■ Description of the task ■
Gather each line containing the string "this" from these entries.

[Figure record listings]
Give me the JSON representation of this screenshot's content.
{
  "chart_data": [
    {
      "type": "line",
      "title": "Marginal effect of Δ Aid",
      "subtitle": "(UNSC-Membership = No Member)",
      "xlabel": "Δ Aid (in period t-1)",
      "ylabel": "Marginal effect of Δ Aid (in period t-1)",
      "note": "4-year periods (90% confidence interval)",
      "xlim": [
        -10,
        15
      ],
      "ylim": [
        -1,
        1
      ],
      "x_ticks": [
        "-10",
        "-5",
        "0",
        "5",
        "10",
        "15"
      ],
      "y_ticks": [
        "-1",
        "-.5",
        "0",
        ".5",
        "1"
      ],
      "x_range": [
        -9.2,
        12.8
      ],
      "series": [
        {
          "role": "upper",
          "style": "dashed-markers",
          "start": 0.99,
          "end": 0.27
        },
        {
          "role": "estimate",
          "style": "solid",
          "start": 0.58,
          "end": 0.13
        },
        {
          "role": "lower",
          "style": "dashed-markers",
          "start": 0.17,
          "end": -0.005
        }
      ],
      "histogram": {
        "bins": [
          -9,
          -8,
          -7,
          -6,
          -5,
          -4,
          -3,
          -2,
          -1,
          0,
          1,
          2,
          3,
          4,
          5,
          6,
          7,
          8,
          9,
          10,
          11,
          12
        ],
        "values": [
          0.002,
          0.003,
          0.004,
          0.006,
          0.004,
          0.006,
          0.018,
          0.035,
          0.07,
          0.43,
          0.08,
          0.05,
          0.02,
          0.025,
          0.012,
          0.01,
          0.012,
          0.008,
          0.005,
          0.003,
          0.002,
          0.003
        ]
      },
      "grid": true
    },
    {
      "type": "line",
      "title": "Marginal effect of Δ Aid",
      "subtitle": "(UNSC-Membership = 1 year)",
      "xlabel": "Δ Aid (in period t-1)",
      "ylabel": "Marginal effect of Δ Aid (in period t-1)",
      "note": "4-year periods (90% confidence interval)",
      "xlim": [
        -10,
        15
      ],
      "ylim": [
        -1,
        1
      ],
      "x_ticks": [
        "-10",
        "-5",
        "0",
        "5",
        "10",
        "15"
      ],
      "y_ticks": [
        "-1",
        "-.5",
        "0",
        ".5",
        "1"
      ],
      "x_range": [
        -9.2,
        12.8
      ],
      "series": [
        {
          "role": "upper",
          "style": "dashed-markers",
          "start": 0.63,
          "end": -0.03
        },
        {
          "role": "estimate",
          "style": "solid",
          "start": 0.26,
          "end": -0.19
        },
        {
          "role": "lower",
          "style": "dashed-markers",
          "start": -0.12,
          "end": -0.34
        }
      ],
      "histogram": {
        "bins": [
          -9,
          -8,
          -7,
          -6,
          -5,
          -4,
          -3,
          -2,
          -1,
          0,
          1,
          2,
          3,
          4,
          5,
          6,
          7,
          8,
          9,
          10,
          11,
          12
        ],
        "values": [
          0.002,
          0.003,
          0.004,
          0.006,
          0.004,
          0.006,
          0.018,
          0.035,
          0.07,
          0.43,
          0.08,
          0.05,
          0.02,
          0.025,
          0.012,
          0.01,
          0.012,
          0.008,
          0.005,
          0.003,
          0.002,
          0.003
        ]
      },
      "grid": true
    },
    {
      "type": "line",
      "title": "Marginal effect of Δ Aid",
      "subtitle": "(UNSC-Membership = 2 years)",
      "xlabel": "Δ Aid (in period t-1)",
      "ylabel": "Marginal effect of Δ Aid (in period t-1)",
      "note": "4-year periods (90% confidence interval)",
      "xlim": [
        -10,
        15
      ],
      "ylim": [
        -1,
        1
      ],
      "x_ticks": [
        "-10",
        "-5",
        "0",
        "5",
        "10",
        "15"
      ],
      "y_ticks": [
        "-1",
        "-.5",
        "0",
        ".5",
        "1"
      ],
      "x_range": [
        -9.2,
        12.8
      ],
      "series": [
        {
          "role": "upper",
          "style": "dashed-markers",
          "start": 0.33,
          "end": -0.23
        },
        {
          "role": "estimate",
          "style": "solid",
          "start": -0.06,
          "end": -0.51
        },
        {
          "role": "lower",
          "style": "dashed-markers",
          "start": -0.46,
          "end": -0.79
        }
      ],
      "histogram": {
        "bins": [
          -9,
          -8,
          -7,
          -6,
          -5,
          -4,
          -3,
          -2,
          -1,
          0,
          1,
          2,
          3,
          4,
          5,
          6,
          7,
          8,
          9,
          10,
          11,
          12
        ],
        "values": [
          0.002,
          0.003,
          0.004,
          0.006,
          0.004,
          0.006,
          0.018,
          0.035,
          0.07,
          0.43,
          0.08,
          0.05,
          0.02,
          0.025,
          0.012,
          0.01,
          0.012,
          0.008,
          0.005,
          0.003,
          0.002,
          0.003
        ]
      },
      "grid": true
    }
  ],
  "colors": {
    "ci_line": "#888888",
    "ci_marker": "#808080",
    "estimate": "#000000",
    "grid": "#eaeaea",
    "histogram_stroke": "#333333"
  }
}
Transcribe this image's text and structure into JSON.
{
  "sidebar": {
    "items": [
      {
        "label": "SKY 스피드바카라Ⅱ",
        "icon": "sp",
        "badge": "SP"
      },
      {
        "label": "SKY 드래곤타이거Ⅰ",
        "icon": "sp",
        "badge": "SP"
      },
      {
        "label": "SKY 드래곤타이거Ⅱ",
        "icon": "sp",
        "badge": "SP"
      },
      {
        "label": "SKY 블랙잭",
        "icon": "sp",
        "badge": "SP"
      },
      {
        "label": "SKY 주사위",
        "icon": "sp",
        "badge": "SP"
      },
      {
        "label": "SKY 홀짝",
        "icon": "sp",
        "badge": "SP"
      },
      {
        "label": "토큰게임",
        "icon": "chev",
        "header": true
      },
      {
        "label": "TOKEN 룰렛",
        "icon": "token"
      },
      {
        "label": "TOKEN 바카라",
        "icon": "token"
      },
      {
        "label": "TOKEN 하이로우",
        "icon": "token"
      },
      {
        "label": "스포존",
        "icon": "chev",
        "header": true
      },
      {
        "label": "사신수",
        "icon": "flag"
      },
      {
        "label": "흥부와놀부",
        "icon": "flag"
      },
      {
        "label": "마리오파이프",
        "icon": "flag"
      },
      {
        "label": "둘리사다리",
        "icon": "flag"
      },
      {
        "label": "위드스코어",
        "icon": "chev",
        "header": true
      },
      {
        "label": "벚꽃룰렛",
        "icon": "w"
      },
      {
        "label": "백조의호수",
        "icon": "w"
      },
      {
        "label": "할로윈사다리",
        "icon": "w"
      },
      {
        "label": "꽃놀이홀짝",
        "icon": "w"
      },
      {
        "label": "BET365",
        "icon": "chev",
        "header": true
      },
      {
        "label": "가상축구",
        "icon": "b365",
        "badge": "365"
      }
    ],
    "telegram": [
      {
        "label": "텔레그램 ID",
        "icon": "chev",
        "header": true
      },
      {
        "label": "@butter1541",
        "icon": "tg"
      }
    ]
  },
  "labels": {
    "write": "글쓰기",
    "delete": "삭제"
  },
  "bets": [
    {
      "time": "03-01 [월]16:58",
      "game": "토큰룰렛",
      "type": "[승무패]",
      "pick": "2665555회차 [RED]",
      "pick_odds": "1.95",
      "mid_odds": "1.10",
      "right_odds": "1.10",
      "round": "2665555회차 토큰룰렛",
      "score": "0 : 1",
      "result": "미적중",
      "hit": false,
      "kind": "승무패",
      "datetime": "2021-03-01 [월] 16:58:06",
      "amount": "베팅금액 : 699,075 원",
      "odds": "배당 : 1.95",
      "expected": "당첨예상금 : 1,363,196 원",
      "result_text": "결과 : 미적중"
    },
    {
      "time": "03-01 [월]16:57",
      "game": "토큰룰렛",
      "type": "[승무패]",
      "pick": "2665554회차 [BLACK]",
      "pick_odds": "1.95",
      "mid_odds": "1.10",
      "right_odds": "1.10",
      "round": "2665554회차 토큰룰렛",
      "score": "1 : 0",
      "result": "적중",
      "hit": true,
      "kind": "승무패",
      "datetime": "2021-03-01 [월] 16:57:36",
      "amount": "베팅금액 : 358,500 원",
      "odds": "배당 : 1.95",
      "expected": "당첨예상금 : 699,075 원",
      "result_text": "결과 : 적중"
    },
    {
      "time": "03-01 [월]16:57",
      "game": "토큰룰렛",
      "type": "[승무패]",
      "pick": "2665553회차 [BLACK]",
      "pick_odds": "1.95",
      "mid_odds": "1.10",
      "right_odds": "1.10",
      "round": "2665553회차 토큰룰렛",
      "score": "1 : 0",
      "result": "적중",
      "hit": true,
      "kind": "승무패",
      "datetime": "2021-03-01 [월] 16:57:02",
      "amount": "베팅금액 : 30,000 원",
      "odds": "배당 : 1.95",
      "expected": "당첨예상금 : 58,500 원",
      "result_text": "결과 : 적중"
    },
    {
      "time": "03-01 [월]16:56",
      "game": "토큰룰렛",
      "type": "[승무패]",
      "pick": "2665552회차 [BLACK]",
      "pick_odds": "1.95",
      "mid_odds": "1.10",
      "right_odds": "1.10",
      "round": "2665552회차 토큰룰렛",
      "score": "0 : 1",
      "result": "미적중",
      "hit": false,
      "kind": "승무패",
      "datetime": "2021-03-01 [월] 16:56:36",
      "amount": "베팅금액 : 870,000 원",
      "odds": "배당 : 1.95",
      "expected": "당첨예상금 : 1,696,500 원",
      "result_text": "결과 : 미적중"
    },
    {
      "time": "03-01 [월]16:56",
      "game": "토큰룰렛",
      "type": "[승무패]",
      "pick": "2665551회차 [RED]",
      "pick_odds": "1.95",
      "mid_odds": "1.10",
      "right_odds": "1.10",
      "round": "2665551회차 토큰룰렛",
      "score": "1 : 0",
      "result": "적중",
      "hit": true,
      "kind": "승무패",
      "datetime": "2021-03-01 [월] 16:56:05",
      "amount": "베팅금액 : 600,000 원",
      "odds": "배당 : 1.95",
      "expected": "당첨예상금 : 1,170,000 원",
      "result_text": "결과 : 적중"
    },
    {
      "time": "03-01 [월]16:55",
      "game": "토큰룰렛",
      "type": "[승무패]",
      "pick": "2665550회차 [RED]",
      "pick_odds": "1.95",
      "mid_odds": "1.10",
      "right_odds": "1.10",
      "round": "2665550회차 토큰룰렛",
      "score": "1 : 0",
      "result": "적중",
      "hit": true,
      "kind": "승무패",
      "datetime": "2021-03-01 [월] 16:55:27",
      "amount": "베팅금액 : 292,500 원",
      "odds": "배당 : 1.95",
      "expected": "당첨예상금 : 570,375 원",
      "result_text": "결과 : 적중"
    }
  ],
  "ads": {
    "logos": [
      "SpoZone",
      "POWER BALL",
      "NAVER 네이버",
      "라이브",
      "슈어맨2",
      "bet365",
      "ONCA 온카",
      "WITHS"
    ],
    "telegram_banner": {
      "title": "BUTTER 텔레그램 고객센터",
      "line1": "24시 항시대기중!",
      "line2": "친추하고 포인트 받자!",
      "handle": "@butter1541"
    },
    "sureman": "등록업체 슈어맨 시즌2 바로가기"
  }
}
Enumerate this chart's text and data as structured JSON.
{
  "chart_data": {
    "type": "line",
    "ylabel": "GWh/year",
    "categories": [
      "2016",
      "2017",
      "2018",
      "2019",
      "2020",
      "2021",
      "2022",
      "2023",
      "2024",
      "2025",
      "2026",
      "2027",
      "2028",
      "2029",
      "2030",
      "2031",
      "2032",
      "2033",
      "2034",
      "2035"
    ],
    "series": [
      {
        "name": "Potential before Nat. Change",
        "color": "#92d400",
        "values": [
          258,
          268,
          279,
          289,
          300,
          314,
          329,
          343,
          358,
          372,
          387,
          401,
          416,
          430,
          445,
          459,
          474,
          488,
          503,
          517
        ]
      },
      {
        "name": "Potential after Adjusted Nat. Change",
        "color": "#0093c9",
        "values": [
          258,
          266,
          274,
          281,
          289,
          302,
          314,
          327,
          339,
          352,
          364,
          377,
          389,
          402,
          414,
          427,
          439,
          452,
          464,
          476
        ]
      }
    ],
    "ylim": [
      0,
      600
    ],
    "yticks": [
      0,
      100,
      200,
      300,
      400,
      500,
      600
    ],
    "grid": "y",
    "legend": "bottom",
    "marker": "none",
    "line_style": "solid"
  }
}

■ Task solution ■
Give me the JSON representation of this screenshot's content.
Transcribe this image's text and structure into JSON.
Enumerate this chart's text and data as structured JSON.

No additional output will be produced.